### What to do
Return every record below exactly as written, omitting any pictures.

### Record list
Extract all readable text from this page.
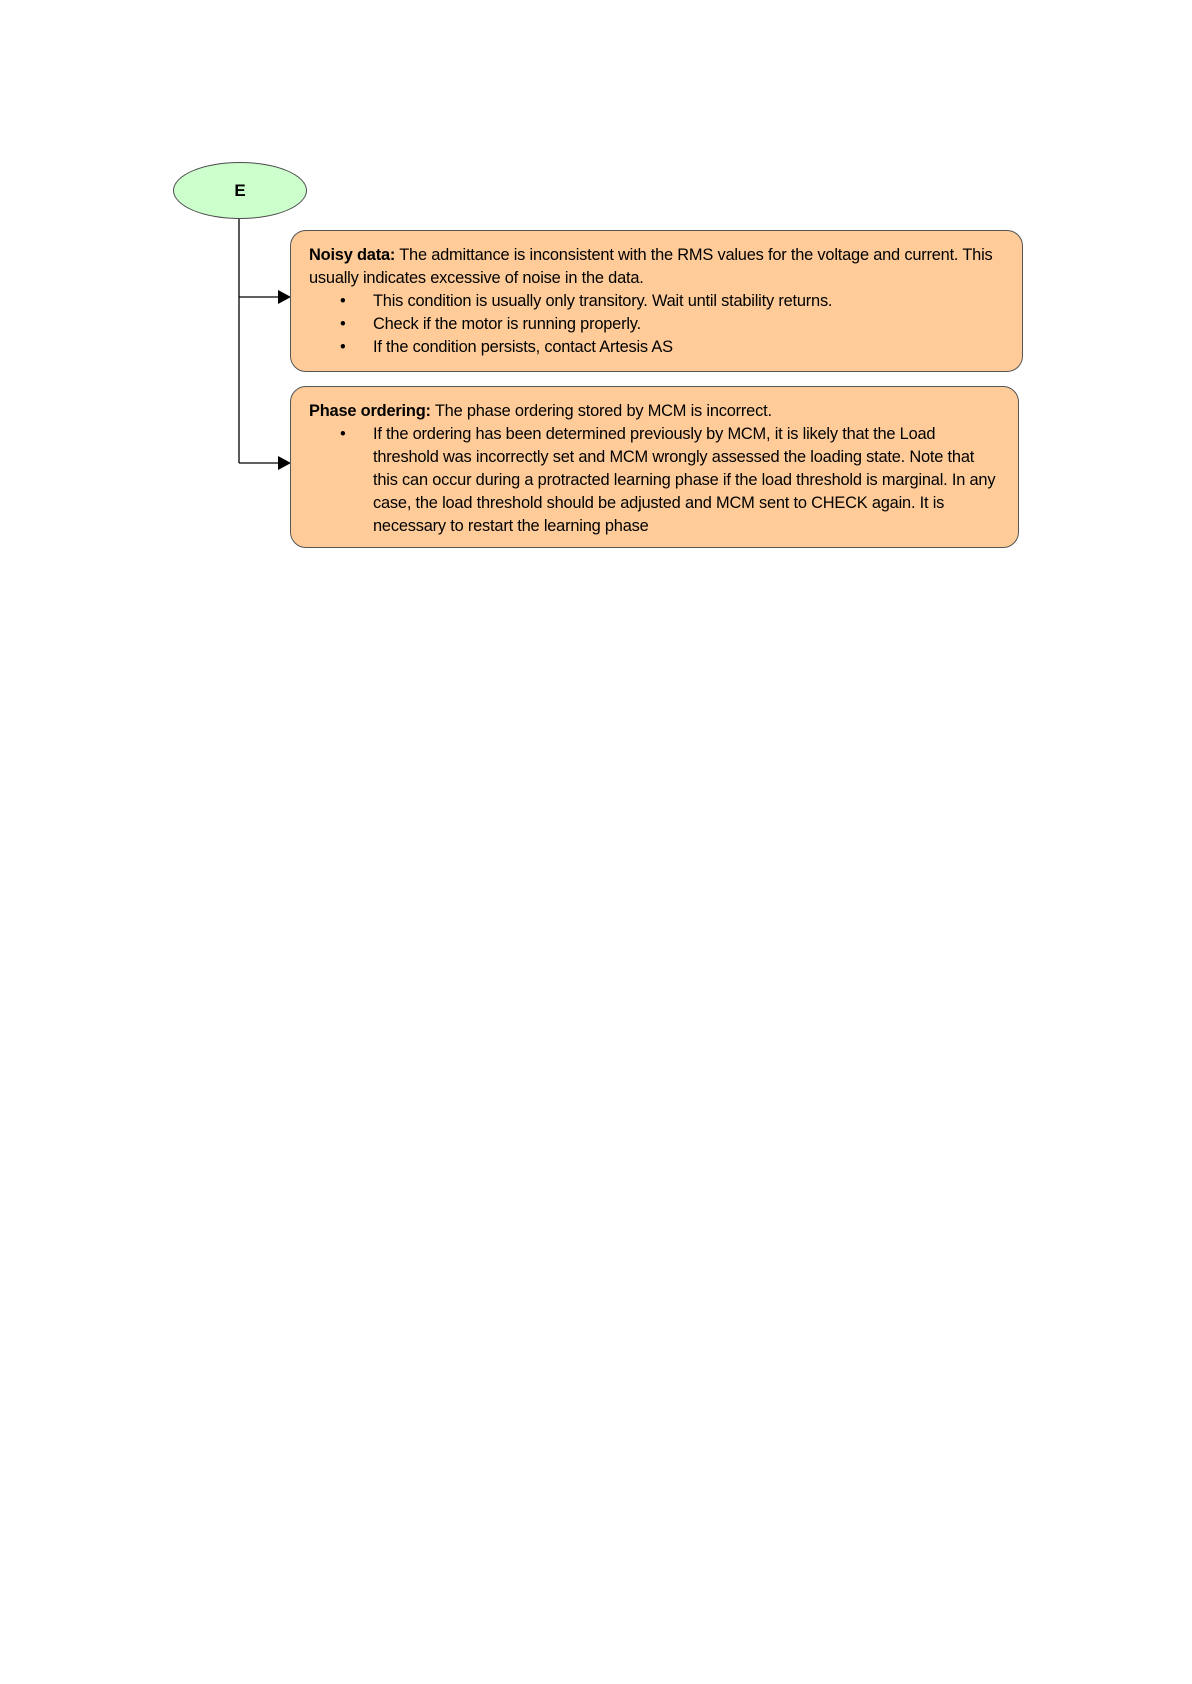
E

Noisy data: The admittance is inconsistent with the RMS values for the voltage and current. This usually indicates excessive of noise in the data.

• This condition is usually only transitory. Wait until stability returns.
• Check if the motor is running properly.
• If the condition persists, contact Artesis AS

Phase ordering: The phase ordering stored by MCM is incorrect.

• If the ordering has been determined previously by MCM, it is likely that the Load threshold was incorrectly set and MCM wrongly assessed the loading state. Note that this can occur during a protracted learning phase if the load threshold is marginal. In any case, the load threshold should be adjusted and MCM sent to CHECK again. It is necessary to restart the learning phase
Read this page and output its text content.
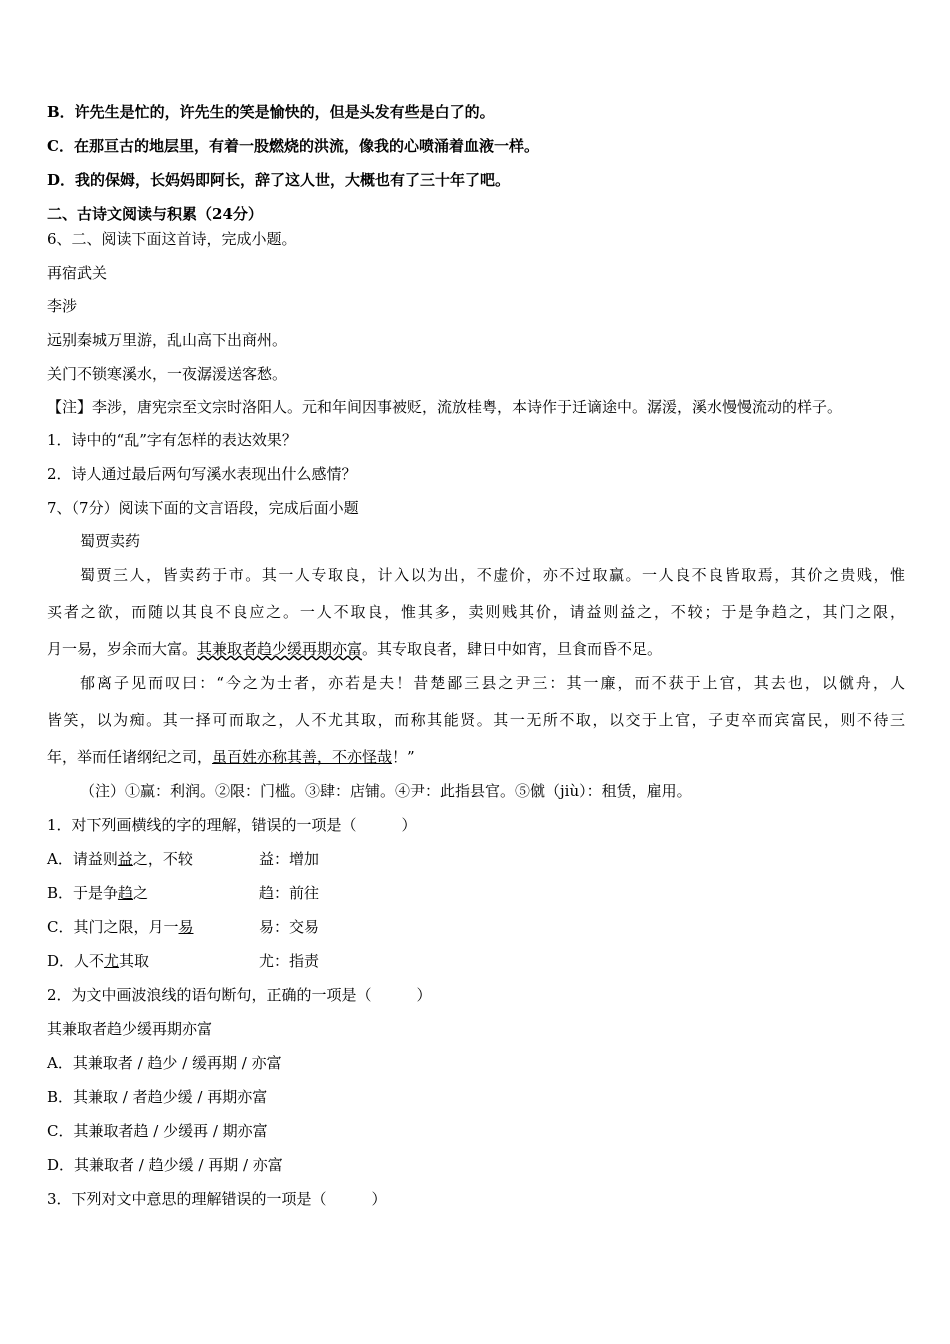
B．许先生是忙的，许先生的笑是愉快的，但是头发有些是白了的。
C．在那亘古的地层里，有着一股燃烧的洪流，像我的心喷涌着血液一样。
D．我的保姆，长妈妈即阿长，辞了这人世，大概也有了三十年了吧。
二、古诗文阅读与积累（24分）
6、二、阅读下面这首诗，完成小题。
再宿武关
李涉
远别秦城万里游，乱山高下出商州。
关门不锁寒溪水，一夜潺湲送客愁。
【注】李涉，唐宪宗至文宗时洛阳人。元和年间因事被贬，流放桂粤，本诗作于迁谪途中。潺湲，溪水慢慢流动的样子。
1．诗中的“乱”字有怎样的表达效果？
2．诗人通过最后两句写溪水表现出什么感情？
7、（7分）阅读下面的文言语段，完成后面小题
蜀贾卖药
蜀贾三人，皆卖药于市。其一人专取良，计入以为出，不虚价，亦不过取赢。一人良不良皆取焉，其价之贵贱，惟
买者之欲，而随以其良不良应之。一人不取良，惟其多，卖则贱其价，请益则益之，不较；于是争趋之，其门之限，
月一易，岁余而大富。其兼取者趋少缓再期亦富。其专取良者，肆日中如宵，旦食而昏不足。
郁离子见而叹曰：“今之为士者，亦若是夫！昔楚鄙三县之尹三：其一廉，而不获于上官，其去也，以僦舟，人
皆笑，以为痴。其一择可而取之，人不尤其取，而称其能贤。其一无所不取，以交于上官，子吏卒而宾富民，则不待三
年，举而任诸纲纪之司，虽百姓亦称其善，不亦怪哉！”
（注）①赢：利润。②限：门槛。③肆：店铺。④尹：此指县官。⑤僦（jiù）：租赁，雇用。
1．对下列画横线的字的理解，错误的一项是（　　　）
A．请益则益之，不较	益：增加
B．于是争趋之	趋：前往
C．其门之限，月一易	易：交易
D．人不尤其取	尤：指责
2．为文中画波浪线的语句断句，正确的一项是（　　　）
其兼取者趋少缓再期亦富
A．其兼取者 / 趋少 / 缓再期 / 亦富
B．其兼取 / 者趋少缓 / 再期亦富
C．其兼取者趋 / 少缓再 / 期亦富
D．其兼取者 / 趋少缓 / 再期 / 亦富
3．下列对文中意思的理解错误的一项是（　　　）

### Finished answer
Extract all readable text from this page.
E

Noisy data: The admittance is inconsistent with the RMS values for the voltage and current. This usually indicates excessive of noise in the data.

• This condition is usually only transitory. Wait until stability returns.
• Check if the motor is running properly.
• If the condition persists, contact Artesis AS

Phase ordering: The phase ordering stored by MCM is incorrect.

• If the ordering has been determined previously by MCM, it is likely that the Load threshold was incorrectly set and MCM wrongly assessed the loading state. Note that this can occur during a protracted learning phase if the load threshold is marginal. In any case, the load threshold should be adjusted and MCM sent to CHECK again. It is necessary to restart the learning phase
Read this page and output its text content.
B．许先生是忙的，许先生的笑是愉快的，但是头发有些是白了的。
C．在那亘古的地层里，有着一股燃烧的洪流，像我的心喷涌着血液一样。
D．我的保姆，长妈妈即阿长，辞了这人世，大概也有了三十年了吧。
二、古诗文阅读与积累（24分）
6、二、阅读下面这首诗，完成小题。
再宿武关
李涉
远别秦城万里游，乱山高下出商州。
关门不锁寒溪水，一夜潺湲送客愁。
【注】李涉，唐宪宗至文宗时洛阳人。元和年间因事被贬，流放桂粤，本诗作于迁谪途中。潺湲，溪水慢慢流动的样子。
1．诗中的“乱”字有怎样的表达效果？
2．诗人通过最后两句写溪水表现出什么感情？
7、（7分）阅读下面的文言语段，完成后面小题
蜀贾卖药
蜀贾三人，皆卖药于市。其一人专取良，计入以为出，不虚价，亦不过取赢。一人良不良皆取焉，其价之贵贱，惟
买者之欲，而随以其良不良应之。一人不取良，惟其多，卖则贱其价，请益则益之，不较；于是争趋之，其门之限，
月一易，岁余而大富。其兼取者趋少缓再期亦富。其专取良者，肆日中如宵，旦食而昏不足。
郁离子见而叹曰：“今之为士者，亦若是夫！昔楚鄙三县之尹三：其一廉，而不获于上官，其去也，以僦舟，人
皆笑，以为痴。其一择可而取之，人不尤其取，而称其能贤。其一无所不取，以交于上官，子吏卒而宾富民，则不待三
年，举而任诸纲纪之司，虽百姓亦称其善，不亦怪哉！”
（注）①赢：利润。②限：门槛。③肆：店铺。④尹：此指县官。⑤僦（jiù）：租赁，雇用。
1．对下列画横线的字的理解，错误的一项是（　　　）
A．请益则益之，不较	益：增加
B．于是争趋之	趋：前往
C．其门之限，月一易	易：交易
D．人不尤其取	尤：指责
2．为文中画波浪线的语句断句，正确的一项是（　　　）
其兼取者趋少缓再期亦富
A．其兼取者 / 趋少 / 缓再期 / 亦富
B．其兼取 / 者趋少缓 / 再期亦富
C．其兼取者趋 / 少缓再 / 期亦富
D．其兼取者 / 趋少缓 / 再期 / 亦富
3．下列对文中意思的理解错误的一项是（　　　）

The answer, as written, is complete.